Exercise
Below is a block of records; reproduce all of them exactly and leave out any pictures.

Dataset items

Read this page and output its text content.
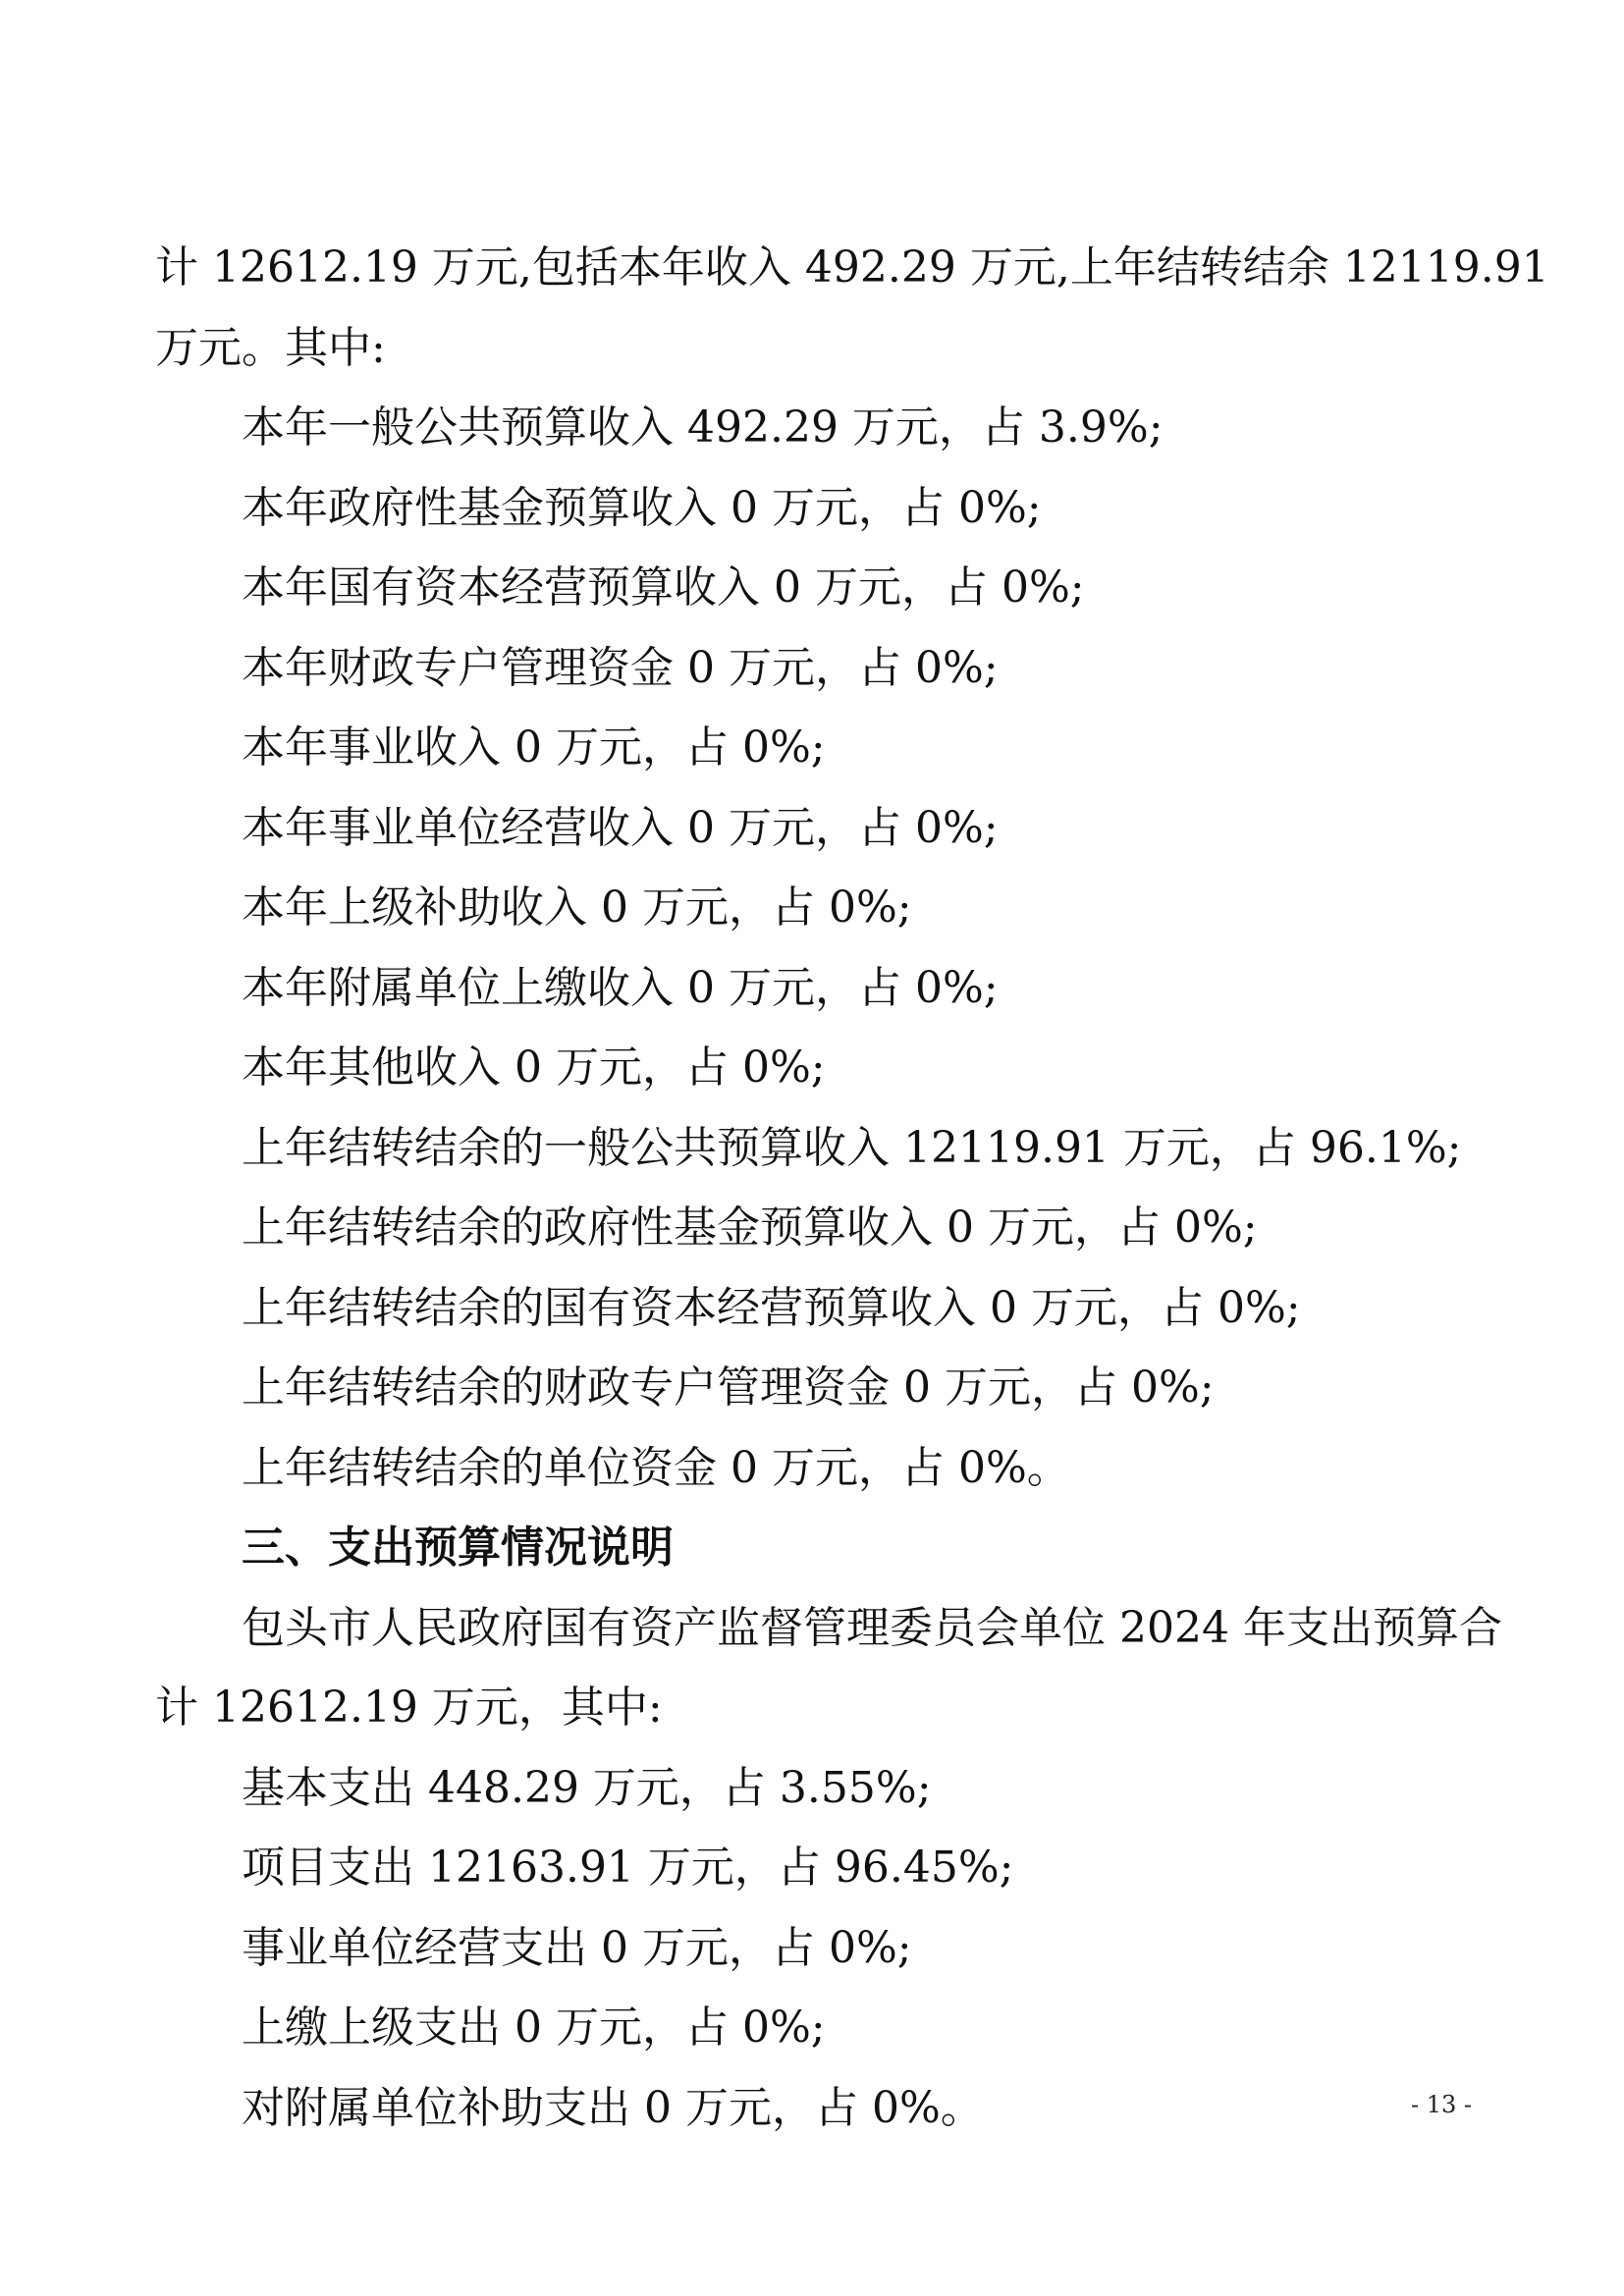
计 12612.19 万元,包括本年收入 492.29 万元,上年结转结余 12119.91
万元。其中:
本年一般公共预算收入 492.29 万元，占 3.9%;
本年政府性基金预算收入 0 万元，占 0%;
本年国有资本经营预算收入 0 万元，占 0%;
本年财政专户管理资金 0 万元，占 0%;
本年事业收入 0 万元，占 0%;
本年事业单位经营收入 0 万元，占 0%;
本年上级补助收入 0 万元，占 0%;
本年附属单位上缴收入 0 万元，占 0%;
本年其他收入 0 万元，占 0%;
上年结转结余的一般公共预算收入 12119.91 万元，占 96.1%;
上年结转结余的政府性基金预算收入 0 万元，占 0%;
上年结转结余的国有资本经营预算收入 0 万元，占 0%;
上年结转结余的财政专户管理资金 0 万元，占 0%;
上年结转结余的单位资金 0 万元，占 0%。
三、支出预算情况说明
包头市人民政府国有资产监督管理委员会单位 2024 年支出预算合
计 12612.19 万元，其中:
基本支出 448.29 万元，占 3.55%;
项目支出 12163.91 万元，占 96.45%;
事业单位经营支出 0 万元，占 0%;
上缴上级支出 0 万元，占 0%;
对附属单位补助支出 0 万元，占 0%。	- 13 -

The reply
Read this page and output its text content.
计 12612.19 万元,包括本年收入 492.29 万元,上年结转结余 12119.91
万元。其中:
本年一般公共预算收入 492.29 万元，占 3.9%;
本年政府性基金预算收入 0 万元，占 0%;
本年国有资本经营预算收入 0 万元，占 0%;
本年财政专户管理资金 0 万元，占 0%;
本年事业收入 0 万元，占 0%;
本年事业单位经营收入 0 万元，占 0%;
本年上级补助收入 0 万元，占 0%;
本年附属单位上缴收入 0 万元，占 0%;
本年其他收入 0 万元，占 0%;
上年结转结余的一般公共预算收入 12119.91 万元，占 96.1%;
上年结转结余的政府性基金预算收入 0 万元，占 0%;
上年结转结余的国有资本经营预算收入 0 万元，占 0%;
上年结转结余的财政专户管理资金 0 万元，占 0%;
上年结转结余的单位资金 0 万元，占 0%。
三、支出预算情况说明
包头市人民政府国有资产监督管理委员会单位 2024 年支出预算合
计 12612.19 万元，其中:
基本支出 448.29 万元，占 3.55%;
项目支出 12163.91 万元，占 96.45%;
事业单位经营支出 0 万元，占 0%;
上缴上级支出 0 万元，占 0%;
对附属单位补助支出 0 万元，占 0%。	- 13 -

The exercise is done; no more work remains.